Data in this exercise start

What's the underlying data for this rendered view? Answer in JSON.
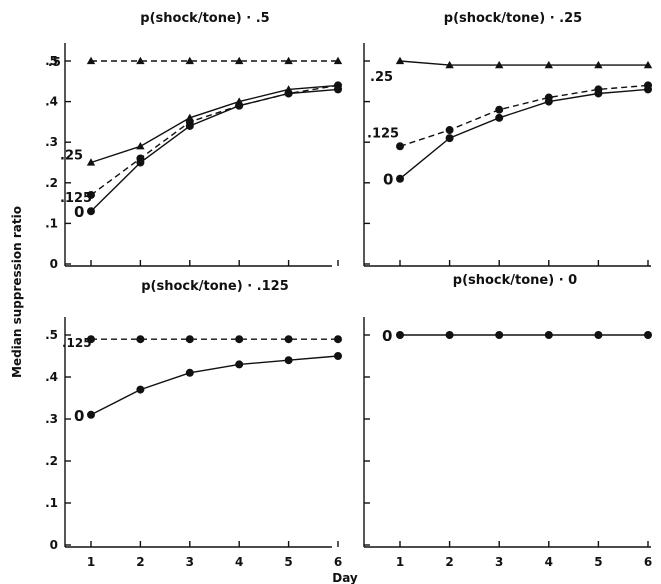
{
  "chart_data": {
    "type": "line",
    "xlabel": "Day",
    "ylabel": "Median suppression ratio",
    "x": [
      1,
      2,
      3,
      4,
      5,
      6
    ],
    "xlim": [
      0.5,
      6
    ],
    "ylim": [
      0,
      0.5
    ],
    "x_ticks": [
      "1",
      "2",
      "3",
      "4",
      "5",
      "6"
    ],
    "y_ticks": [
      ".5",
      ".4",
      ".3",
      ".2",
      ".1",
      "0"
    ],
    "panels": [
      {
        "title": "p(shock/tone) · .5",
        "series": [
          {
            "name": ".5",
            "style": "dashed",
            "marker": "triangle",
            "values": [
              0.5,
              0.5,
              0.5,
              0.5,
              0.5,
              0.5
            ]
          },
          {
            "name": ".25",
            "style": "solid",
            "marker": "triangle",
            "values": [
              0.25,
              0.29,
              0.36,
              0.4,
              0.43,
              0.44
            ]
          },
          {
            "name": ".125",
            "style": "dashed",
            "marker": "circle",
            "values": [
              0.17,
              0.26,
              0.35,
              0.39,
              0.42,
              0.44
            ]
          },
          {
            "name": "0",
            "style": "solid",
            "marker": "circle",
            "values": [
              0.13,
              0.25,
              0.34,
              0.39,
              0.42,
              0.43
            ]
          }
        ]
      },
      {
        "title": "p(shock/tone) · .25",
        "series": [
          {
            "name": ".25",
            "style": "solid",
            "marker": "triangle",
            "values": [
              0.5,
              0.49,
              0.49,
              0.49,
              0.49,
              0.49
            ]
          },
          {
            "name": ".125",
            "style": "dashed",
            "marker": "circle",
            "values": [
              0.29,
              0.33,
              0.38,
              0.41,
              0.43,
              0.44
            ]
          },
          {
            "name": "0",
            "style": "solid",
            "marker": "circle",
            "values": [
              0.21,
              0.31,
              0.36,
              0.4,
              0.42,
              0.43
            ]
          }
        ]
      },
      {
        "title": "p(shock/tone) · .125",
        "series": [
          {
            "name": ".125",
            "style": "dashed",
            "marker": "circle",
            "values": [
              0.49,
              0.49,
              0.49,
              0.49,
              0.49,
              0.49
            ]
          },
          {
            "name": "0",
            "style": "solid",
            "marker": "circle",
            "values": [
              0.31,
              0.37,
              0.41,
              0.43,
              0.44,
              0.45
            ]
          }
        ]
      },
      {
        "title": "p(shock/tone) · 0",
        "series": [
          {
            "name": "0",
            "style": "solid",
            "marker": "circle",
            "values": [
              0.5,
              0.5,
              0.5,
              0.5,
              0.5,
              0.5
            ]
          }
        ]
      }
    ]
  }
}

Data in this exercise end

What you have to do — Each entry shown above must be quoted exactly, with its pictures left out.

Written answer —
What's the underlying data for this rendered view? Answer in JSON.
{
  "chart_data": {
    "type": "line",
    "xlabel": "Day",
    "ylabel": "Median suppression ratio",
    "x": [
      1,
      2,
      3,
      4,
      5,
      6
    ],
    "xlim": [
      0.5,
      6
    ],
    "ylim": [
      0,
      0.5
    ],
    "x_ticks": [
      "1",
      "2",
      "3",
      "4",
      "5",
      "6"
    ],
    "y_ticks": [
      ".5",
      ".4",
      ".3",
      ".2",
      ".1",
      "0"
    ],
    "panels": [
      {
        "title": "p(shock/tone) · .5",
        "series": [
          {
            "name": ".5",
            "style": "dashed",
            "marker": "triangle",
            "values": [
              0.5,
              0.5,
              0.5,
              0.5,
              0.5,
              0.5
            ]
          },
          {
            "name": ".25",
            "style": "solid",
            "marker": "triangle",
            "values": [
              0.25,
              0.29,
              0.36,
              0.4,
              0.43,
              0.44
            ]
          },
          {
            "name": ".125",
            "style": "dashed",
            "marker": "circle",
            "values": [
              0.17,
              0.26,
              0.35,
              0.39,
              0.42,
              0.44
            ]
          },
          {
            "name": "0",
            "style": "solid",
            "marker": "circle",
            "values": [
              0.13,
              0.25,
              0.34,
              0.39,
              0.42,
              0.43
            ]
          }
        ]
      },
      {
        "title": "p(shock/tone) · .25",
        "series": [
          {
            "name": ".25",
            "style": "solid",
            "marker": "triangle",
            "values": [
              0.5,
              0.49,
              0.49,
              0.49,
              0.49,
              0.49
            ]
          },
          {
            "name": ".125",
            "style": "dashed",
            "marker": "circle",
            "values": [
              0.29,
              0.33,
              0.38,
              0.41,
              0.43,
              0.44
            ]
          },
          {
            "name": "0",
            "style": "solid",
            "marker": "circle",
            "values": [
              0.21,
              0.31,
              0.36,
              0.4,
              0.42,
              0.43
            ]
          }
        ]
      },
      {
        "title": "p(shock/tone) · .125",
        "series": [
          {
            "name": ".125",
            "style": "dashed",
            "marker": "circle",
            "values": [
              0.49,
              0.49,
              0.49,
              0.49,
              0.49,
              0.49
            ]
          },
          {
            "name": "0",
            "style": "solid",
            "marker": "circle",
            "values": [
              0.31,
              0.37,
              0.41,
              0.43,
              0.44,
              0.45
            ]
          }
        ]
      },
      {
        "title": "p(shock/tone) · 0",
        "series": [
          {
            "name": "0",
            "style": "solid",
            "marker": "circle",
            "values": [
              0.5,
              0.5,
              0.5,
              0.5,
              0.5,
              0.5
            ]
          }
        ]
      }
    ]
  }
}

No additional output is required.